[What needs to be done] In the forum thread excerpt on marriage, what chance does lunarc estimate of finding someone and getting married?
Start of Text excerpt
Maybe, but not for love. No attractive first world girl would have me. I'm going to try to find a marriage of convenience. Basically it's a longer term contract than a paid girlfriend, but a very similar idea. At least that's my goal.


----------



## WillYouStopDave (Jul 14, 2013)

Marriage tends to be mostly about having kids and while that's nice if you want kids, it's kind of useless if you don't. I don't think I'll ever meet anyone who cares enough about me to want to get married (or even date). I'd feel guilty about marrying someone just to say I did knowing how useless I am.


----------



## lunarc (Feb 25, 2014)

I really want to get married and have kids. Right now I feel like I have a 60 - 70% chance of finding someone and getting married. I'm still young and decent looking.


----------



## arnie (Jan 24, 2012)

diamondheart89 said:


> 98% yes. And I want to have babies before I'm 30.


It's always "I want" babies. No one ever asks the babies if they even wanted to be born. Seems rather selfish.


----------



## diamondheart89 (Mar 21, 2011)

arnie said:


> It's always "I want" babies. No one ever asks the babies if they even wanted to be born. Seems rather selfish.


 So sad... don't care.


----------



## tieffers (Jan 26, 2013)

Why certainly. I'll also raise 2.2 kids and watch them romp around the white picket fence-enclosed yard with Spot the dog while I bustle about in the kitchen baking the best gosh darn cookies the neighborhood has ever known for my daughter's school fundraiser and I'll welcome my husband home from his 9 to 5 job with a fresh apple pie and a friendly horizontal shuffle in the bedroom. I will be a domestic goddess.

Inallseriousness, I definitely would like to get married someday. Hope to, I'll readily admit.


----------



## OutsideR1 (Mar 13, 2014)

Mr Bacon said:


>


rofl! so true. There is absolutely no benefit for men to get married in this day and age, so I shall pass.


----------



## AussiePea (Mar 27, 2007)

arnie said:


> It's always "I want" babies. No one ever asks the babies if they even wanted to be born. Seems rather selfish.


Yeah should definitely ask first.


----------



## diamondheart89 (Mar 21, 2011)
End of Text excerpt
Start of Information supplied
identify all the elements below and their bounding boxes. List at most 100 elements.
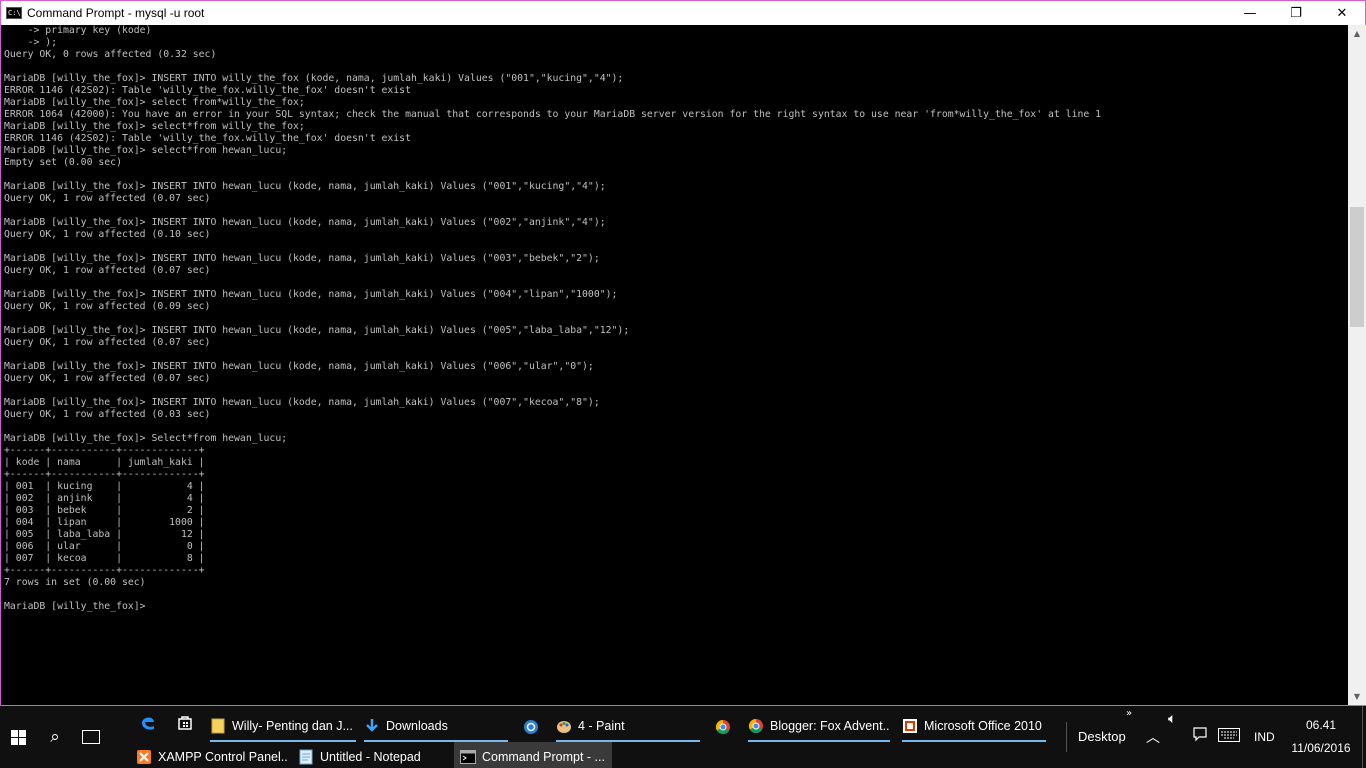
- chrome-icon: [748, 718, 764, 734]
- console-line: Query OK, 1 row affected (0.07 sec): [4, 337, 211, 348]
- paint-icon: [556, 718, 572, 734]
- console-line: | 003 | bebek | 2 |: [4, 505, 205, 516]
- console-line: | kode | nama | jumlah_kaki |: [4, 457, 205, 468]
- console-line: Query OK, 1 row affected (0.07 sec): [4, 265, 211, 276]
- taskbar-item-label: 4 - Paint: [578, 718, 625, 733]
- taskbar-item-label: Downloads: [386, 718, 448, 733]
- close-button[interactable]: ✕: [1319, 1, 1365, 25]
- console-line: MariaDB [willy_the_fox]> INSERT INTO hew…: [4, 181, 606, 192]
- taskbar-item-label: XAMPP Control Panel...: [158, 749, 288, 764]
- chrome-icon[interactable]: [708, 711, 738, 742]
- console-output[interactable]: -> primary key (kode) -> ); Query OK, 0 r…: [2, 25, 1348, 705]
- taskbar-item-folder[interactable]: Willy- Penting dan J...: [210, 711, 356, 742]
- windows-logo-icon: [10, 729, 26, 745]
- cmd-icon: [460, 749, 476, 765]
- taskbar-item-label: Microsoft Office 2010: [924, 718, 1042, 733]
- console-line: | 001 | kucing | 4 |: [4, 481, 205, 492]
- taskbar-item-downloads[interactable]: Downloads: [364, 711, 508, 742]
- console-line: -> );: [4, 37, 58, 48]
- taskbar: ⌕ Willy- Penting dan J... Downloads 4 - …: [0, 706, 1366, 768]
- office-icon: [902, 718, 918, 734]
- cmd-icon: C:\: [6, 7, 22, 19]
- search-icon[interactable]: ⌕: [40, 722, 70, 752]
- console-lines: -> primary key (kode) -> ); Query OK, 0 r…: [2, 25, 1348, 613]
- taskbar-item-command-prompt[interactable]: Command Prompt - ...: [454, 742, 612, 768]
- console-line: | 005 | laba_laba | 12 |: [4, 529, 205, 540]
- taskbar-item-xampp[interactable]: XAMPP Control Panel...: [136, 742, 288, 768]
- console-line: Query OK, 1 row affected (0.03 sec): [4, 409, 211, 420]
- app-circle-icon[interactable]: [516, 711, 546, 742]
- taskbar-item-label: Untitled - Notepad: [320, 749, 421, 764]
- console-line: +------+-----------+-------------+: [4, 469, 205, 480]
- language-indicator[interactable]: IND: [1254, 722, 1275, 752]
- taskbar-item-label: Command Prompt - ...: [482, 749, 605, 764]
- taskbar-item-office[interactable]: Microsoft Office 2010: [902, 711, 1046, 742]
- console-line: MariaDB [willy_the_fox]> select*from hew…: [4, 145, 288, 156]
- folder-icon: [210, 718, 226, 734]
- task-view-icon[interactable]: [76, 722, 106, 752]
- console-line: Query OK, 1 row affected (0.10 sec): [4, 229, 211, 240]
- show-hidden-icons-chevron-icon[interactable]: »: [1126, 708, 1132, 719]
- taskbar-item-notepad[interactable]: Untitled - Notepad: [298, 742, 446, 768]
- xampp-icon: [136, 749, 152, 765]
- console-line: ERROR 1064 (42000): You have an error in…: [4, 109, 1102, 120]
- console-line: MariaDB [willy_the_fox]> INSERT INTO hew…: [4, 217, 606, 228]
- clock-time: 06.41: [1305, 718, 1337, 732]
- console-line: MariaDB [willy_the_fox]> select from*wil…: [4, 97, 305, 108]
- console-line: Query OK, 0 rows affected (0.32 sec): [4, 49, 217, 60]
- console-line: +------+-----------+-------------+: [4, 445, 205, 456]
- title-bar[interactable]: C:\ Command Prompt - mysql -u root — ❐ ✕: [1, 1, 1365, 25]
- edge-icon[interactable]: [133, 706, 163, 737]
- volume-icon[interactable]: 🔈︎: [1168, 711, 1176, 727]
- taskbar-item-label: Blogger: Fox Advent...: [770, 718, 890, 733]
- chevron-up-icon[interactable]: ︿: [1146, 727, 1160, 747]
- console-line: +------+-----------+-------------+: [4, 565, 205, 576]
- console-line: MariaDB [willy_the_fox]>: [4, 601, 152, 612]
- console-line: Query OK, 1 row affected (0.09 sec): [4, 301, 211, 312]
- console-line: 7 rows in set (0.00 sec): [4, 577, 146, 588]
- notepad-icon: [298, 749, 314, 765]
- store-icon[interactable]: [170, 706, 200, 737]
- scroll-thumb[interactable]: [1350, 207, 1364, 327]
- desktop-toolbar[interactable]: Desktop: [1066, 722, 1126, 752]
- maximize-button[interactable]: ❐: [1273, 1, 1319, 25]
- console-line: MariaDB [willy_the_fox]> Select*from hew…: [4, 433, 288, 444]
- clock-date: 11/06/2016: [1291, 741, 1351, 755]
- console-line: -> primary key (kode): [4, 25, 152, 36]
- start-button[interactable]: [0, 722, 36, 752]
- console-line: MariaDB [willy_the_fox]> INSERT INTO hew…: [4, 253, 600, 264]
- console-line: MariaDB [willy_the_fox]> INSERT INTO hew…: [4, 289, 618, 300]
- taskbar-item-blogger[interactable]: Blogger: Fox Advent...: [748, 711, 890, 742]
- console-line: | 007 | kecoa | 8 |: [4, 553, 205, 564]
- taskbar-item-paint[interactable]: 4 - Paint: [556, 711, 700, 742]
- command-prompt-window[interactable]: C:\ Command Prompt - mysql -u root — ❐ ✕…: [0, 0, 1366, 706]
- taskbar-item-label: Willy- Penting dan J...: [232, 718, 353, 733]
- console-line: MariaDB [willy_the_fox]> INSERT INTO hew…: [4, 325, 630, 336]
- minimize-button[interactable]: —: [1227, 1, 1273, 25]
- console-line: Empty set (0.00 sec): [4, 157, 122, 168]
- keyboard-icon[interactable]: [1218, 728, 1240, 746]
- console-line: | 002 | anjink | 4 |: [4, 493, 205, 504]
- download-icon: [364, 718, 380, 734]
- vertical-scrollbar[interactable]: ▲ ▼: [1348, 25, 1366, 705]
- console-line: Query OK, 1 row affected (0.07 sec): [4, 373, 211, 384]
- clock[interactable]: 06.41 11/06/2016: [1284, 714, 1358, 760]
- scroll-up-arrow-icon[interactable]: ▲: [1348, 25, 1366, 42]
- console-line: MariaDB [willy_the_fox]> INSERT INTO wil…: [4, 73, 624, 84]
- console-line: MariaDB [willy_the_fox]> INSERT INTO hew…: [4, 397, 600, 408]
- console-line: | 004 | lipan | 1000 |: [4, 517, 205, 528]
- console-line: MariaDB [willy_the_fox]> select*from wil…: [4, 121, 305, 132]
- console-line: | 006 | ular | 0 |: [4, 541, 205, 552]
- show-desktop-button[interactable]: [1362, 706, 1366, 768]
- action-center-icon[interactable]: [1192, 726, 1208, 746]
- scroll-down-arrow-icon[interactable]: ▼: [1348, 688, 1366, 705]
- console-line: MariaDB [willy_the_fox]> INSERT INTO hew…: [4, 361, 594, 372]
End of Information supplied
[Written answer] A 60–70% chance.